### Written exercise
Replace "Close time" with "Closing time" and write the lines out again with nothing else changed. Leave the pictures out of your answer.

Extracted records:
»»

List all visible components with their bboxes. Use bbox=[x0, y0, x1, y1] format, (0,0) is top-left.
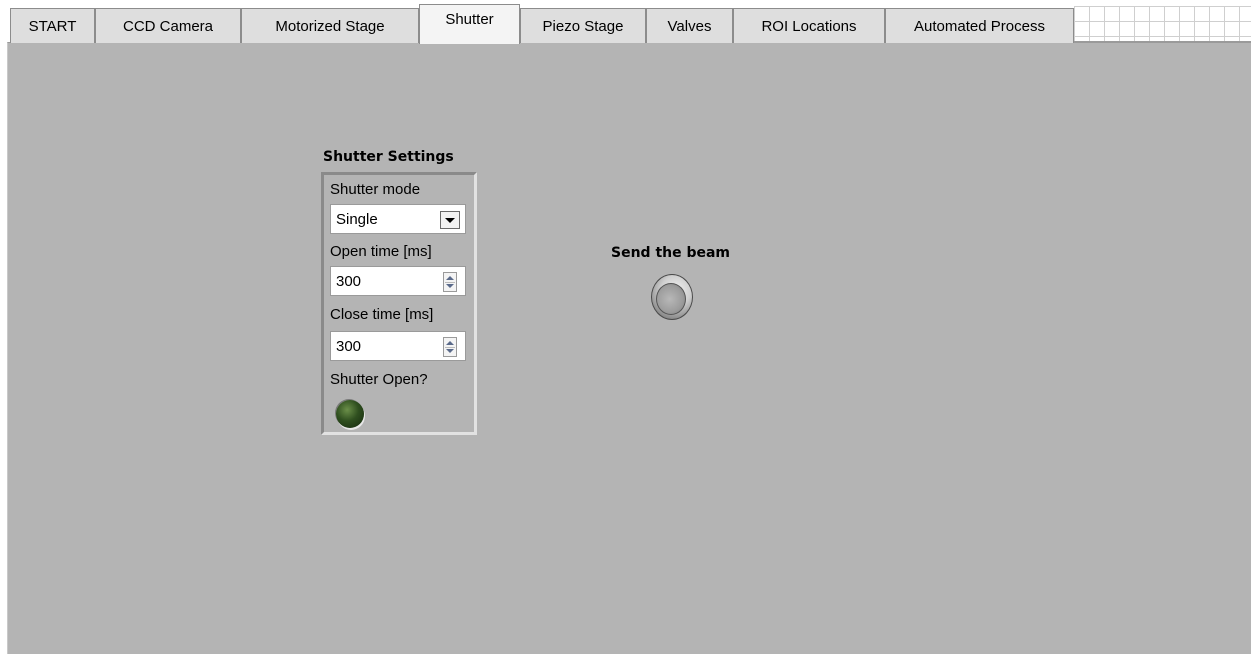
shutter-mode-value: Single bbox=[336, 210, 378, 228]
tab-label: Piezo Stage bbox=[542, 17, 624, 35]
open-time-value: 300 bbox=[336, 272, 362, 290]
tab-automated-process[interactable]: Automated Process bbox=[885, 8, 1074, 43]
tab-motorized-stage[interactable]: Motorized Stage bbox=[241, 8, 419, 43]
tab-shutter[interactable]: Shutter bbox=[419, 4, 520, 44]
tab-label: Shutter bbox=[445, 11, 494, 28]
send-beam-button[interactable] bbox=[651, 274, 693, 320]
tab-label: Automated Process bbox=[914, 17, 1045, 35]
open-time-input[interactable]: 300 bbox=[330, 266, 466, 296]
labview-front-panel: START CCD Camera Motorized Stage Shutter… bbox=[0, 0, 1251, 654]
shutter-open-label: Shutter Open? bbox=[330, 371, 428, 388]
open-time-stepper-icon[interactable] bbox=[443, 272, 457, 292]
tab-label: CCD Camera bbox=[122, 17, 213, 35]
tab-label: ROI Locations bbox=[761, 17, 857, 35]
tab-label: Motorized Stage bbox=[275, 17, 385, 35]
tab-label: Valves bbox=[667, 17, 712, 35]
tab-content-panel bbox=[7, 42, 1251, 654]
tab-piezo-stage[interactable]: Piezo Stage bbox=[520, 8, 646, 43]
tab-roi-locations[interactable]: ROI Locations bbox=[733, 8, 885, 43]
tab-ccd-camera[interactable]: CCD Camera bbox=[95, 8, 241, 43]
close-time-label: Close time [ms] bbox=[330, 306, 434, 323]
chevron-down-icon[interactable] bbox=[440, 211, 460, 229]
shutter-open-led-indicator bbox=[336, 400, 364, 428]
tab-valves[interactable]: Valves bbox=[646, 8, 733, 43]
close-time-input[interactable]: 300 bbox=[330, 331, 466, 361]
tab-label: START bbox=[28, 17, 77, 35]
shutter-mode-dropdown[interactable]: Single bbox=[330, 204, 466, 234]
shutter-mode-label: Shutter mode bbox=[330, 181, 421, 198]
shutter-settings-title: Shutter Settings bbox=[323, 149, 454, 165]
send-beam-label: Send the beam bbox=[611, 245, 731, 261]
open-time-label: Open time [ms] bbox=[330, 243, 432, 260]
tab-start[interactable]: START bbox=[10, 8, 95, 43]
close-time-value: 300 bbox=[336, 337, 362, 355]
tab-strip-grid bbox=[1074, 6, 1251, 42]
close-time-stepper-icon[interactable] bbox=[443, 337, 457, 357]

««

### Task result
List all visible components with their bboxes. Use bbox=[x0, y0, x1, y1] format, (0,0) is top-left.
shutter-mode-value: Single bbox=[336, 210, 378, 228]
tab-label: Piezo Stage bbox=[542, 17, 624, 35]
open-time-value: 300 bbox=[336, 272, 362, 290]
tab-automated-process[interactable]: Automated Process bbox=[885, 8, 1074, 43]
tab-motorized-stage[interactable]: Motorized Stage bbox=[241, 8, 419, 43]
tab-shutter[interactable]: Shutter bbox=[419, 4, 520, 44]
tab-label: Shutter bbox=[445, 11, 494, 28]
send-beam-button[interactable] bbox=[651, 274, 693, 320]
tab-label: Automated Process bbox=[914, 17, 1045, 35]
open-time-input[interactable]: 300 bbox=[330, 266, 466, 296]
labview-front-panel: START CCD Camera Motorized Stage Shutter… bbox=[0, 0, 1251, 654]
shutter-open-label: Shutter Open? bbox=[330, 371, 428, 388]
open-time-stepper-icon[interactable] bbox=[443, 272, 457, 292]
tab-label: CCD Camera bbox=[122, 17, 213, 35]
tab-label: ROI Locations bbox=[761, 17, 857, 35]
tab-label: Motorized Stage bbox=[275, 17, 385, 35]
tab-label: Valves bbox=[667, 17, 712, 35]
tab-content-panel bbox=[7, 42, 1251, 654]
tab-piezo-stage[interactable]: Piezo Stage bbox=[520, 8, 646, 43]
tab-roi-locations[interactable]: ROI Locations bbox=[733, 8, 885, 43]
tab-ccd-camera[interactable]: CCD Camera bbox=[95, 8, 241, 43]
close-time-label: Closing time [ms] bbox=[330, 306, 434, 323]
chevron-down-icon[interactable] bbox=[440, 211, 460, 229]
shutter-open-led-indicator bbox=[336, 400, 364, 428]
tab-valves[interactable]: Valves bbox=[646, 8, 733, 43]
close-time-input[interactable]: 300 bbox=[330, 331, 466, 361]
tab-label: START bbox=[28, 17, 77, 35]
shutter-mode-dropdown[interactable]: Single bbox=[330, 204, 466, 234]
shutter-mode-label: Shutter mode bbox=[330, 181, 421, 198]
shutter-settings-title: Shutter Settings bbox=[323, 149, 454, 165]
send-beam-label: Send the beam bbox=[611, 245, 731, 261]
open-time-label: Open time [ms] bbox=[330, 243, 432, 260]
tab-start[interactable]: START bbox=[10, 8, 95, 43]
close-time-value: 300 bbox=[336, 337, 362, 355]
tab-strip-grid bbox=[1074, 6, 1251, 42]
close-time-stepper-icon[interactable] bbox=[443, 337, 457, 357]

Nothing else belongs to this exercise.